* [Short task] Omit the images, then output each of the records below exactly.

□ □ □ □ □ □ □

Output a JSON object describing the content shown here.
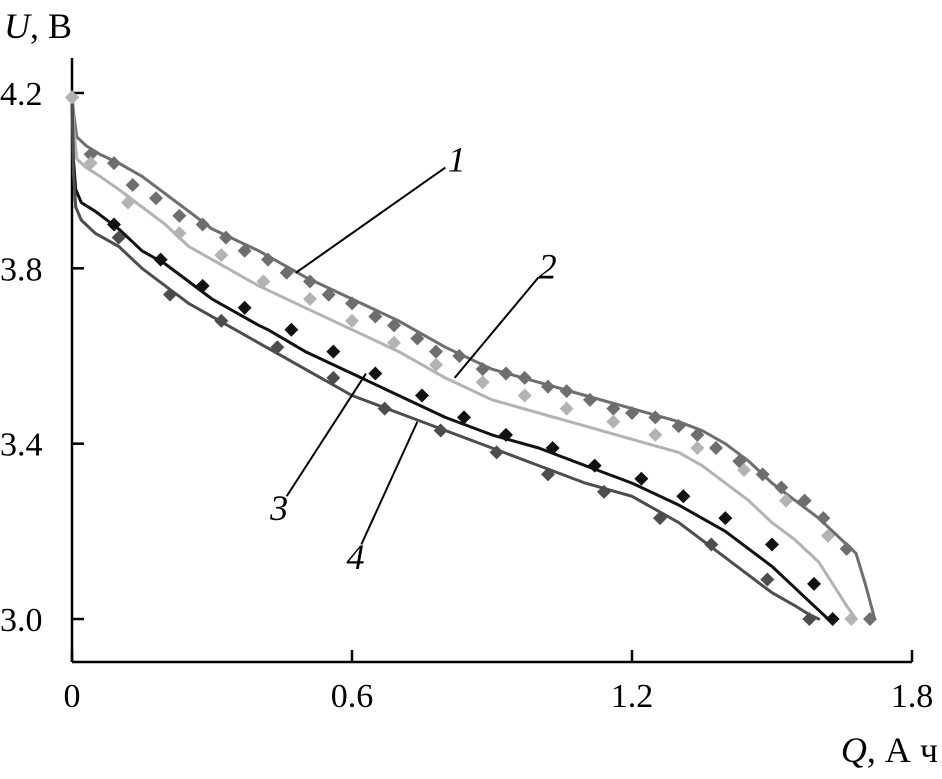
{
  "chart_data": {
    "type": "line",
    "title": "",
    "ylabel_var": "U",
    "ylabel_unit": ", В",
    "xlabel_var": "Q",
    "xlabel_unit": ", А ч",
    "xlim": [
      0,
      1.8
    ],
    "ylim": [
      2.9,
      4.25
    ],
    "xticks": [
      0,
      0.6,
      1.2,
      1.8
    ],
    "xtick_labels": [
      "0",
      "0.6",
      "1.2",
      "1.8"
    ],
    "yticks": [
      3.0,
      3.4,
      3.8,
      4.2
    ],
    "ytick_labels": [
      "3.0",
      "3.4",
      "3.8",
      "4.2"
    ],
    "grid": false,
    "series": [
      {
        "name": "1",
        "line_color": "#6e6e6e",
        "marker_color": "#6e6e6e",
        "line": {
          "x": [
            0.0,
            0.004,
            0.01,
            0.03,
            0.06,
            0.1,
            0.15,
            0.2,
            0.25,
            0.3,
            0.4,
            0.5,
            0.6,
            0.7,
            0.8,
            0.9,
            1.0,
            1.1,
            1.2,
            1.3,
            1.35,
            1.4,
            1.45,
            1.5,
            1.55,
            1.6,
            1.65,
            1.68,
            1.7,
            1.72
          ],
          "y": [
            4.19,
            4.15,
            4.1,
            4.08,
            4.06,
            4.04,
            4.01,
            3.97,
            3.93,
            3.89,
            3.84,
            3.78,
            3.73,
            3.68,
            3.62,
            3.57,
            3.54,
            3.51,
            3.48,
            3.45,
            3.43,
            3.4,
            3.36,
            3.31,
            3.27,
            3.23,
            3.18,
            3.15,
            3.08,
            3.0
          ]
        },
        "markers": {
          "x": [
            0.0,
            0.04,
            0.09,
            0.13,
            0.18,
            0.23,
            0.28,
            0.33,
            0.37,
            0.42,
            0.46,
            0.51,
            0.55,
            0.6,
            0.65,
            0.69,
            0.74,
            0.78,
            0.83,
            0.88,
            0.93,
            0.97,
            1.02,
            1.06,
            1.11,
            1.16,
            1.2,
            1.25,
            1.3,
            1.34,
            1.38,
            1.43,
            1.48,
            1.52,
            1.57,
            1.61,
            1.66,
            1.71
          ],
          "y": [
            4.19,
            4.06,
            4.04,
            3.99,
            3.96,
            3.92,
            3.9,
            3.87,
            3.84,
            3.82,
            3.79,
            3.77,
            3.74,
            3.72,
            3.69,
            3.67,
            3.64,
            3.61,
            3.6,
            3.57,
            3.56,
            3.55,
            3.53,
            3.52,
            3.5,
            3.48,
            3.47,
            3.46,
            3.44,
            3.42,
            3.39,
            3.36,
            3.33,
            3.3,
            3.27,
            3.23,
            3.16,
            3.0
          ]
        }
      },
      {
        "name": "2",
        "line_color": "#b3b3b3",
        "marker_color": "#b3b3b3",
        "line": {
          "x": [
            0.0,
            0.004,
            0.01,
            0.03,
            0.06,
            0.1,
            0.15,
            0.2,
            0.25,
            0.3,
            0.4,
            0.5,
            0.6,
            0.7,
            0.8,
            0.9,
            1.0,
            1.1,
            1.2,
            1.3,
            1.35,
            1.4,
            1.45,
            1.5,
            1.55,
            1.6,
            1.63,
            1.66,
            1.68
          ],
          "y": [
            4.19,
            4.12,
            4.05,
            4.03,
            4.01,
            3.98,
            3.94,
            3.9,
            3.85,
            3.82,
            3.76,
            3.71,
            3.66,
            3.61,
            3.55,
            3.5,
            3.47,
            3.44,
            3.41,
            3.38,
            3.35,
            3.31,
            3.27,
            3.22,
            3.18,
            3.13,
            3.08,
            3.03,
            3.0
          ]
        },
        "markers": {
          "x": [
            0.0,
            0.04,
            0.12,
            0.23,
            0.32,
            0.41,
            0.51,
            0.6,
            0.69,
            0.78,
            0.88,
            0.97,
            1.06,
            1.16,
            1.25,
            1.34,
            1.44,
            1.53,
            1.62,
            1.67
          ],
          "y": [
            4.19,
            4.04,
            3.95,
            3.88,
            3.83,
            3.77,
            3.73,
            3.68,
            3.63,
            3.58,
            3.54,
            3.51,
            3.48,
            3.45,
            3.42,
            3.39,
            3.34,
            3.27,
            3.19,
            3.0
          ]
        }
      },
      {
        "name": "3",
        "line_color": "#111111",
        "marker_color": "#111111",
        "line": {
          "x": [
            0.0,
            0.003,
            0.008,
            0.02,
            0.05,
            0.1,
            0.15,
            0.2,
            0.25,
            0.3,
            0.4,
            0.42,
            0.5,
            0.6,
            0.7,
            0.8,
            0.9,
            1.0,
            1.1,
            1.2,
            1.3,
            1.35,
            1.4,
            1.45,
            1.5,
            1.55,
            1.58,
            1.6,
            1.62
          ],
          "y": [
            4.19,
            4.05,
            3.98,
            3.95,
            3.93,
            3.89,
            3.84,
            3.81,
            3.77,
            3.73,
            3.67,
            3.66,
            3.61,
            3.56,
            3.51,
            3.46,
            3.42,
            3.39,
            3.35,
            3.31,
            3.26,
            3.23,
            3.2,
            3.16,
            3.12,
            3.07,
            3.04,
            3.02,
            3.0
          ]
        },
        "markers": {
          "x": [
            0.09,
            0.19,
            0.28,
            0.37,
            0.47,
            0.56,
            0.65,
            0.75,
            0.84,
            0.93,
            1.03,
            1.12,
            1.22,
            1.31,
            1.4,
            1.5,
            1.59,
            1.63
          ],
          "y": [
            3.9,
            3.82,
            3.76,
            3.71,
            3.66,
            3.61,
            3.56,
            3.51,
            3.46,
            3.42,
            3.39,
            3.35,
            3.32,
            3.28,
            3.23,
            3.17,
            3.08,
            3.0
          ]
        }
      },
      {
        "name": "4",
        "line_color": "#4d4d4d",
        "marker_color": "#4d4d4d",
        "line": {
          "x": [
            0.0,
            0.003,
            0.008,
            0.02,
            0.05,
            0.1,
            0.15,
            0.2,
            0.25,
            0.3,
            0.4,
            0.5,
            0.6,
            0.7,
            0.8,
            0.9,
            1.0,
            1.1,
            1.2,
            1.3,
            1.35,
            1.4,
            1.45,
            1.5,
            1.55,
            1.58,
            1.6
          ],
          "y": [
            4.19,
            4.02,
            3.94,
            3.91,
            3.88,
            3.85,
            3.8,
            3.76,
            3.72,
            3.69,
            3.63,
            3.57,
            3.51,
            3.47,
            3.43,
            3.39,
            3.35,
            3.31,
            3.28,
            3.22,
            3.18,
            3.14,
            3.1,
            3.06,
            3.03,
            3.01,
            3.0
          ]
        },
        "markers": {
          "x": [
            0.1,
            0.21,
            0.32,
            0.44,
            0.56,
            0.67,
            0.79,
            0.91,
            1.02,
            1.14,
            1.26,
            1.37,
            1.49,
            1.58
          ],
          "y": [
            3.87,
            3.74,
            3.68,
            3.62,
            3.55,
            3.48,
            3.43,
            3.38,
            3.33,
            3.29,
            3.23,
            3.17,
            3.09,
            3.0
          ]
        }
      }
    ],
    "annotations": [
      {
        "text": "1",
        "target": [
          0.48,
          3.79
        ],
        "label_at": [
          0.8,
          4.03
        ]
      },
      {
        "text": "2",
        "target": [
          0.82,
          3.55
        ],
        "label_at": [
          1.0,
          3.78
        ]
      },
      {
        "text": "3",
        "target": [
          0.63,
          3.56
        ],
        "label_at": [
          0.46,
          3.28
        ]
      },
      {
        "text": "4",
        "target": [
          0.74,
          3.45
        ],
        "label_at": [
          0.62,
          3.17
        ]
      }
    ]
  }
}
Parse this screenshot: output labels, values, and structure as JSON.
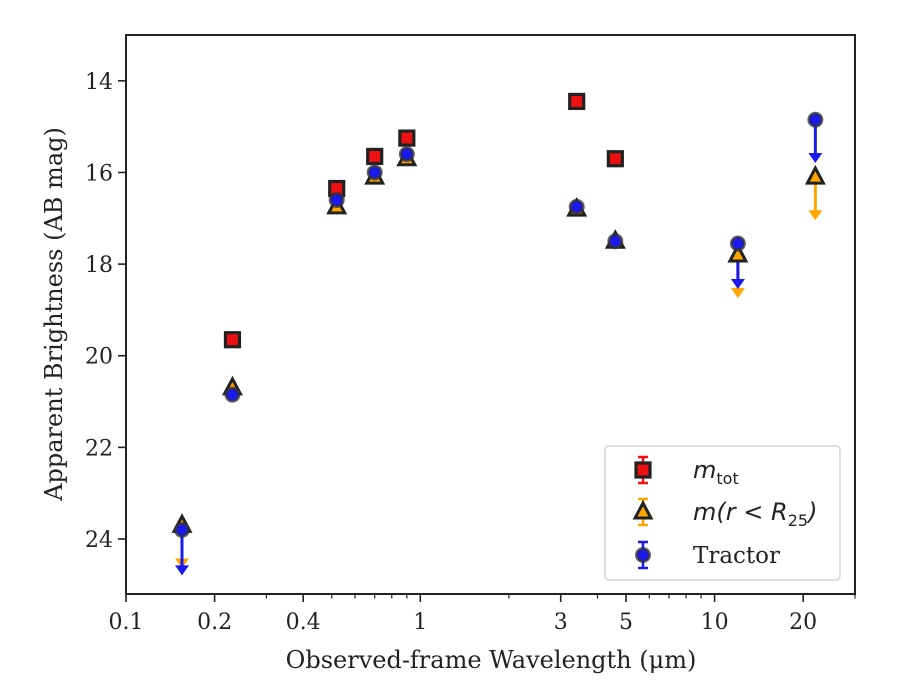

□ □ □ □ □ □ □

* [Result of the task]
Output a JSON object describing the content shown here.
{
  "chart_data": {
    "type": "line",
    "title": "",
    "ylabel_var": "U",
    "ylabel_unit": ", В",
    "xlabel_var": "Q",
    "xlabel_unit": ", А ч",
    "xlim": [
      0,
      1.8
    ],
    "ylim": [
      2.9,
      4.25
    ],
    "xticks": [
      0,
      0.6,
      1.2,
      1.8
    ],
    "xtick_labels": [
      "0",
      "0.6",
      "1.2",
      "1.8"
    ],
    "yticks": [
      3.0,
      3.4,
      3.8,
      4.2
    ],
    "ytick_labels": [
      "3.0",
      "3.4",
      "3.8",
      "4.2"
    ],
    "grid": false,
    "series": [
      {
        "name": "1",
        "line_color": "#6e6e6e",
        "marker_color": "#6e6e6e",
        "line": {
          "x": [
            0.0,
            0.004,
            0.01,
            0.03,
            0.06,
            0.1,
            0.15,
            0.2,
            0.25,
            0.3,
            0.4,
            0.5,
            0.6,
            0.7,
            0.8,
            0.9,
            1.0,
            1.1,
            1.2,
            1.3,
            1.35,
            1.4,
            1.45,
            1.5,
            1.55,
            1.6,
            1.65,
            1.68,
            1.7,
            1.72
          ],
          "y": [
            4.19,
            4.15,
            4.1,
            4.08,
            4.06,
            4.04,
            4.01,
            3.97,
            3.93,
            3.89,
            3.84,
            3.78,
            3.73,
            3.68,
            3.62,
            3.57,
            3.54,
            3.51,
            3.48,
            3.45,
            3.43,
            3.4,
            3.36,
            3.31,
            3.27,
            3.23,
            3.18,
            3.15,
            3.08,
            3.0
          ]
        },
        "markers": {
          "x": [
            0.0,
            0.04,
            0.09,
            0.13,
            0.18,
            0.23,
            0.28,
            0.33,
            0.37,
            0.42,
            0.46,
            0.51,
            0.55,
            0.6,
            0.65,
            0.69,
            0.74,
            0.78,
            0.83,
            0.88,
            0.93,
            0.97,
            1.02,
            1.06,
            1.11,
            1.16,
            1.2,
            1.25,
            1.3,
            1.34,
            1.38,
            1.43,
            1.48,
            1.52,
            1.57,
            1.61,
            1.66,
            1.71
          ],
          "y": [
            4.19,
            4.06,
            4.04,
            3.99,
            3.96,
            3.92,
            3.9,
            3.87,
            3.84,
            3.82,
            3.79,
            3.77,
            3.74,
            3.72,
            3.69,
            3.67,
            3.64,
            3.61,
            3.6,
            3.57,
            3.56,
            3.55,
            3.53,
            3.52,
            3.5,
            3.48,
            3.47,
            3.46,
            3.44,
            3.42,
            3.39,
            3.36,
            3.33,
            3.3,
            3.27,
            3.23,
            3.16,
            3.0
          ]
        }
      },
      {
        "name": "2",
        "line_color": "#b3b3b3",
        "marker_color": "#b3b3b3",
        "line": {
          "x": [
            0.0,
            0.004,
            0.01,
            0.03,
            0.06,
            0.1,
            0.15,
            0.2,
            0.25,
            0.3,
            0.4,
            0.5,
            0.6,
            0.7,
            0.8,
            0.9,
            1.0,
            1.1,
            1.2,
            1.3,
            1.35,
            1.4,
            1.45,
            1.5,
            1.55,
            1.6,
            1.63,
            1.66,
            1.68
          ],
          "y": [
            4.19,
            4.12,
            4.05,
            4.03,
            4.01,
            3.98,
            3.94,
            3.9,
            3.85,
            3.82,
            3.76,
            3.71,
            3.66,
            3.61,
            3.55,
            3.5,
            3.47,
            3.44,
            3.41,
            3.38,
            3.35,
            3.31,
            3.27,
            3.22,
            3.18,
            3.13,
            3.08,
            3.03,
            3.0
          ]
        },
        "markers": {
          "x": [
            0.0,
            0.04,
            0.12,
            0.23,
            0.32,
            0.41,
            0.51,
            0.6,
            0.69,
            0.78,
            0.88,
            0.97,
            1.06,
            1.16,
            1.25,
            1.34,
            1.44,
            1.53,
            1.62,
            1.67
          ],
          "y": [
            4.19,
            4.04,
            3.95,
            3.88,
            3.83,
            3.77,
            3.73,
            3.68,
            3.63,
            3.58,
            3.54,
            3.51,
            3.48,
            3.45,
            3.42,
            3.39,
            3.34,
            3.27,
            3.19,
            3.0
          ]
        }
      },
      {
        "name": "3",
        "line_color": "#111111",
        "marker_color": "#111111",
        "line": {
          "x": [
            0.0,
            0.003,
            0.008,
            0.02,
            0.05,
            0.1,
            0.15,
            0.2,
            0.25,
            0.3,
            0.4,
            0.42,
            0.5,
            0.6,
            0.7,
            0.8,
            0.9,
            1.0,
            1.1,
            1.2,
            1.3,
            1.35,
            1.4,
            1.45,
            1.5,
            1.55,
            1.58,
            1.6,
            1.62
          ],
          "y": [
            4.19,
            4.05,
            3.98,
            3.95,
            3.93,
            3.89,
            3.84,
            3.81,
            3.77,
            3.73,
            3.67,
            3.66,
            3.61,
            3.56,
            3.51,
            3.46,
            3.42,
            3.39,
            3.35,
            3.31,
            3.26,
            3.23,
            3.2,
            3.16,
            3.12,
            3.07,
            3.04,
            3.02,
            3.0
          ]
        },
        "markers": {
          "x": [
            0.09,
            0.19,
            0.28,
            0.37,
            0.47,
            0.56,
            0.65,
            0.75,
            0.84,
            0.93,
            1.03,
            1.12,
            1.22,
            1.31,
            1.4,
            1.5,
            1.59,
            1.63
          ],
          "y": [
            3.9,
            3.82,
            3.76,
            3.71,
            3.66,
            3.61,
            3.56,
            3.51,
            3.46,
            3.42,
            3.39,
            3.35,
            3.32,
            3.28,
            3.23,
            3.17,
            3.08,
            3.0
          ]
        }
      },
      {
        "name": "4",
        "line_color": "#4d4d4d",
        "marker_color": "#4d4d4d",
        "line": {
          "x": [
            0.0,
            0.003,
            0.008,
            0.02,
            0.05,
            0.1,
            0.15,
            0.2,
            0.25,
            0.3,
            0.4,
            0.5,
            0.6,
            0.7,
            0.8,
            0.9,
            1.0,
            1.1,
            1.2,
            1.3,
            1.35,
            1.4,
            1.45,
            1.5,
            1.55,
            1.58,
            1.6
          ],
          "y": [
            4.19,
            4.02,
            3.94,
            3.91,
            3.88,
            3.85,
            3.8,
            3.76,
            3.72,
            3.69,
            3.63,
            3.57,
            3.51,
            3.47,
            3.43,
            3.39,
            3.35,
            3.31,
            3.28,
            3.22,
            3.18,
            3.14,
            3.1,
            3.06,
            3.03,
            3.01,
            3.0
          ]
        },
        "markers": {
          "x": [
            0.1,
            0.21,
            0.32,
            0.44,
            0.56,
            0.67,
            0.79,
            0.91,
            1.02,
            1.14,
            1.26,
            1.37,
            1.49,
            1.58
          ],
          "y": [
            3.87,
            3.74,
            3.68,
            3.62,
            3.55,
            3.48,
            3.43,
            3.38,
            3.33,
            3.29,
            3.23,
            3.17,
            3.09,
            3.0
          ]
        }
      }
    ],
    "annotations": [
      {
        "text": "1",
        "target": [
          0.48,
          3.79
        ],
        "label_at": [
          0.8,
          4.03
        ]
      },
      {
        "text": "2",
        "target": [
          0.82,
          3.55
        ],
        "label_at": [
          1.0,
          3.78
        ]
      },
      {
        "text": "3",
        "target": [
          0.63,
          3.56
        ],
        "label_at": [
          0.46,
          3.28
        ]
      },
      {
        "text": "4",
        "target": [
          0.74,
          3.45
        ],
        "label_at": [
          0.62,
          3.17
        ]
      }
    ]
  }
}
Parse this screenshot: output labels, values, and structure as JSON.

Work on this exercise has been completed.